Pick out the lines below that include the string "pentru".

--- Start Data lines ---

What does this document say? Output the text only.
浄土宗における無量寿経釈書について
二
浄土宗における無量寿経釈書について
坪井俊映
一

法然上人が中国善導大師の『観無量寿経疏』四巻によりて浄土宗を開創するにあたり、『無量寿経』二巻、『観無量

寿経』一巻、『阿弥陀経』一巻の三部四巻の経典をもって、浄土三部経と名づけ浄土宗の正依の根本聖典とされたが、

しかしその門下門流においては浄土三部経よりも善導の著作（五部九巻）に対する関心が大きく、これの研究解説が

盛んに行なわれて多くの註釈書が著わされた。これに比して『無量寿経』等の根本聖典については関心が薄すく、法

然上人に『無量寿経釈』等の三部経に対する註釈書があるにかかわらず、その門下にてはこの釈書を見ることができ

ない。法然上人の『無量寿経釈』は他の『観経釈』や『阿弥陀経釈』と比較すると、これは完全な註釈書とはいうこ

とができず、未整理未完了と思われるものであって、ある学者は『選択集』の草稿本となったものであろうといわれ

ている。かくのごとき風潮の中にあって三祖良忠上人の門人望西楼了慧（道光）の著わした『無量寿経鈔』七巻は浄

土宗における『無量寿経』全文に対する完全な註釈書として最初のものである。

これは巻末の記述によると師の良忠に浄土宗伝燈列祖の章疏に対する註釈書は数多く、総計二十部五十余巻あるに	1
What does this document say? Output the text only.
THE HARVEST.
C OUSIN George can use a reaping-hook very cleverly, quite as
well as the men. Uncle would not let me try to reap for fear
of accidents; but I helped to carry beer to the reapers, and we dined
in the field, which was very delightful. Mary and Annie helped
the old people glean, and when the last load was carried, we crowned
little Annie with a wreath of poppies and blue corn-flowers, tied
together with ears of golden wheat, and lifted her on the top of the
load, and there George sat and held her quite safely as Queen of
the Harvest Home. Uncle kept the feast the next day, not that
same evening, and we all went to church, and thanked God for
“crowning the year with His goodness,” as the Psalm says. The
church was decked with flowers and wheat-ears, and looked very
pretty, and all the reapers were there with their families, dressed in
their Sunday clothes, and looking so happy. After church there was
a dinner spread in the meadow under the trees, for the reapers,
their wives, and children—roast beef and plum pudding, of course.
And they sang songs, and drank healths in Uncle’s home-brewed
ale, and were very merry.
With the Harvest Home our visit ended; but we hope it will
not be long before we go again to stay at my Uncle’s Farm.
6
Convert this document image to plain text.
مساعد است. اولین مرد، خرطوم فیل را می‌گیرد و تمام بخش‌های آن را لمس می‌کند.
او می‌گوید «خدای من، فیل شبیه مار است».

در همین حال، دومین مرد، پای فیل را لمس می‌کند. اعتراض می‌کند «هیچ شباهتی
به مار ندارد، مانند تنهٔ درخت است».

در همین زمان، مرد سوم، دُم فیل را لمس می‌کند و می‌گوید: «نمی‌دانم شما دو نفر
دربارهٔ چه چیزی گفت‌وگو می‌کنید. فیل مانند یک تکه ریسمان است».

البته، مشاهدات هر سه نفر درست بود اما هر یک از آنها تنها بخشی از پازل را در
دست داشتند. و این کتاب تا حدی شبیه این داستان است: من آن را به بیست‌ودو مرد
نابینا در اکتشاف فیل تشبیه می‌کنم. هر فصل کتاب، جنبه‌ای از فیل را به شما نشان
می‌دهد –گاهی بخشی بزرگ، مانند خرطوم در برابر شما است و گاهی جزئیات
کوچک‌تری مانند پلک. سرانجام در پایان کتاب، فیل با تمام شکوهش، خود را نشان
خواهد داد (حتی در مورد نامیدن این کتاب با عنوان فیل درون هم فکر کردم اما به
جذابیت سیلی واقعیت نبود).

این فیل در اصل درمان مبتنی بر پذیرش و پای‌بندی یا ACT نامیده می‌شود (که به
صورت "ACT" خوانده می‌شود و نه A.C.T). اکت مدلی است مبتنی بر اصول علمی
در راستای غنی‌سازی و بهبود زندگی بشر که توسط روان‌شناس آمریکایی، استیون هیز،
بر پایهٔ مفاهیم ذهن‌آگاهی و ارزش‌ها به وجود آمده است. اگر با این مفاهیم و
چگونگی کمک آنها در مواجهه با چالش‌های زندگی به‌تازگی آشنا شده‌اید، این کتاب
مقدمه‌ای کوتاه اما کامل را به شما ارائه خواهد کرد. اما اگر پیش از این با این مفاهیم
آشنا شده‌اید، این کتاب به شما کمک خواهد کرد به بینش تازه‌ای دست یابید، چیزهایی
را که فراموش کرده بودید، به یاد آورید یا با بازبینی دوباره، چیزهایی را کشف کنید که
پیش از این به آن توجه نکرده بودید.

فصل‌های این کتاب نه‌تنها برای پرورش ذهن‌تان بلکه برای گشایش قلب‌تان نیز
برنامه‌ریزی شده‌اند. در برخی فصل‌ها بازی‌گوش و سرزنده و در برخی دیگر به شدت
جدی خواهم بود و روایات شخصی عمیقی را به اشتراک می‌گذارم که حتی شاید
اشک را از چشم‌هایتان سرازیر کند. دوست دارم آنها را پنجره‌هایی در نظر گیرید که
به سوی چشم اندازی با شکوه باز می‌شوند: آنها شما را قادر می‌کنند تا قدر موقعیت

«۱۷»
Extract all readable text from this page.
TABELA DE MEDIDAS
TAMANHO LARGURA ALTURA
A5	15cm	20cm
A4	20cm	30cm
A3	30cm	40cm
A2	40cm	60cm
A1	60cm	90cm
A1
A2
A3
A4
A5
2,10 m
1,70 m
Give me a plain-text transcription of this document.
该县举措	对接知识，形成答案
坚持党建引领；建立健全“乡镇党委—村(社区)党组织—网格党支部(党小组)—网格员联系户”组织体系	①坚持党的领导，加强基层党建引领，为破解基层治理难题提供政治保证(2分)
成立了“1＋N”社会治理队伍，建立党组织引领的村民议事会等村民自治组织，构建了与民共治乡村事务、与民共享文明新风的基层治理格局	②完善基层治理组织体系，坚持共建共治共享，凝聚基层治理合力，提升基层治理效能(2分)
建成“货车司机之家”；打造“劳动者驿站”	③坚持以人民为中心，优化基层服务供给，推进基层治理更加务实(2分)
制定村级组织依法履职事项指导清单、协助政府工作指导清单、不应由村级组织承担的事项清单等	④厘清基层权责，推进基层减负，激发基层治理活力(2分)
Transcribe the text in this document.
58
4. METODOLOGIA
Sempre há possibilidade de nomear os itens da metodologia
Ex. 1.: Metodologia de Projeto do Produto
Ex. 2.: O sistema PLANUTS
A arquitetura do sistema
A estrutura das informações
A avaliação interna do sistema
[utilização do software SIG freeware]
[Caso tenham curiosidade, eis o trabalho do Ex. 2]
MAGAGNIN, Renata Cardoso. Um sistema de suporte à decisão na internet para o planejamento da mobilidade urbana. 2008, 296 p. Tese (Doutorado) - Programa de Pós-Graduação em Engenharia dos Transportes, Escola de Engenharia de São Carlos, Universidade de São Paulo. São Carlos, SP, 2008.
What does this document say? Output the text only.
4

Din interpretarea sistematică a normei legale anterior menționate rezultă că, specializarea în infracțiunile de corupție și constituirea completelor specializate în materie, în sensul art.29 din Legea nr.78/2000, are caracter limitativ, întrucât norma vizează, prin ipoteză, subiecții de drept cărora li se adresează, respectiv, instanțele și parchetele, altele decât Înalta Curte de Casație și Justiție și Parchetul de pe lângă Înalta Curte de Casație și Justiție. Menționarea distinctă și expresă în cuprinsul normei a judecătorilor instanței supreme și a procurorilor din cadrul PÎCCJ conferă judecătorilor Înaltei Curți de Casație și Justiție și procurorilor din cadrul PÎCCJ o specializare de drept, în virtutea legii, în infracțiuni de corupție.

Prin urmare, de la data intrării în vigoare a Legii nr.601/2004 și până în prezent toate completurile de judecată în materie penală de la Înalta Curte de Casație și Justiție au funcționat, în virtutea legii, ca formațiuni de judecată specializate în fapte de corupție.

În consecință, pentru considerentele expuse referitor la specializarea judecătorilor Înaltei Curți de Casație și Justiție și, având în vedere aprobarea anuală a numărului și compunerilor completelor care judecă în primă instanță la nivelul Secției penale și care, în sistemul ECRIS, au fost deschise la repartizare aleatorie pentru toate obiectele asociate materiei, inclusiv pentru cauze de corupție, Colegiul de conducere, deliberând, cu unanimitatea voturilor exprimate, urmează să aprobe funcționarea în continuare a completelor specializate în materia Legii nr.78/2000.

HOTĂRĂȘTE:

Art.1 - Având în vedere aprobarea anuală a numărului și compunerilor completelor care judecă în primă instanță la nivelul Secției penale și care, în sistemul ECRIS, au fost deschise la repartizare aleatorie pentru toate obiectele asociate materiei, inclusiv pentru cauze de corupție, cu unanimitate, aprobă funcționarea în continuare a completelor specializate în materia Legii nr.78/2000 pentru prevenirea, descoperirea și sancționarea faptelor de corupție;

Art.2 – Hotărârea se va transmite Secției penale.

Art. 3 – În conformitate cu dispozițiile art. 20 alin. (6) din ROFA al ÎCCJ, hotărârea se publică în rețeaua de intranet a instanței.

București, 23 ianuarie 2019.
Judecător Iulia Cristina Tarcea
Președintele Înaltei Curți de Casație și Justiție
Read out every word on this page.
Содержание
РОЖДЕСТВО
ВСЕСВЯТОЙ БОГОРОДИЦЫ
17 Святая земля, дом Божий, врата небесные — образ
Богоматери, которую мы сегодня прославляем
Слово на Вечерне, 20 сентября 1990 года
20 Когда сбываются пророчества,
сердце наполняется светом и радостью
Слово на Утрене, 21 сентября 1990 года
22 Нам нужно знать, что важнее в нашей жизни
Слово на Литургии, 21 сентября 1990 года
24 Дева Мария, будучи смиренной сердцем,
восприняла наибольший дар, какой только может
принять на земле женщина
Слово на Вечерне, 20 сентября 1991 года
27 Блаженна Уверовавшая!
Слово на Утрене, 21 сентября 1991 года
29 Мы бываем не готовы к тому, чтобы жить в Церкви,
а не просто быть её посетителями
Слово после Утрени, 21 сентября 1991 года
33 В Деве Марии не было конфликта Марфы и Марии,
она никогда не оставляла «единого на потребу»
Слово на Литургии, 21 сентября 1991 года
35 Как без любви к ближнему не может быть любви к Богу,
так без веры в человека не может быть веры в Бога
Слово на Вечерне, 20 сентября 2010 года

--- End Data lines ---

*Exercise result*.
În consecință, pentru considerentele expuse referitor la specializarea judecătorilor Înaltei Curți de Casație și Justiție și, având în vedere aprobarea anuală a numărului și compunerilor completelor care judecă în primă instanță la nivelul Secției penale și care, în sistemul ECRIS, au fost deschise la repartizare aleatorie pentru toate obiectele asociate materiei, inclusiv pentru cauze de corupție, Colegiul de conducere, deliberând, cu unanimitatea voturilor exprimate, urmează să aprobe funcționarea în continuare a completelor specializate în materia Legii nr.78/2000.
Art.1 - Având în vedere aprobarea anuală a numărului și compunerilor completelor care judecă în primă instanță la nivelul Secției penale și care, în sistemul ECRIS, au fost deschise la repartizare aleatorie pentru toate obiectele asociate materiei, inclusiv pentru cauze de corupție, cu unanimitate, aprobă funcționarea în continuare a completelor specializate în materia Legii nr.78/2000 pentru prevenirea, descoperirea și sancționarea faptelor de corupție;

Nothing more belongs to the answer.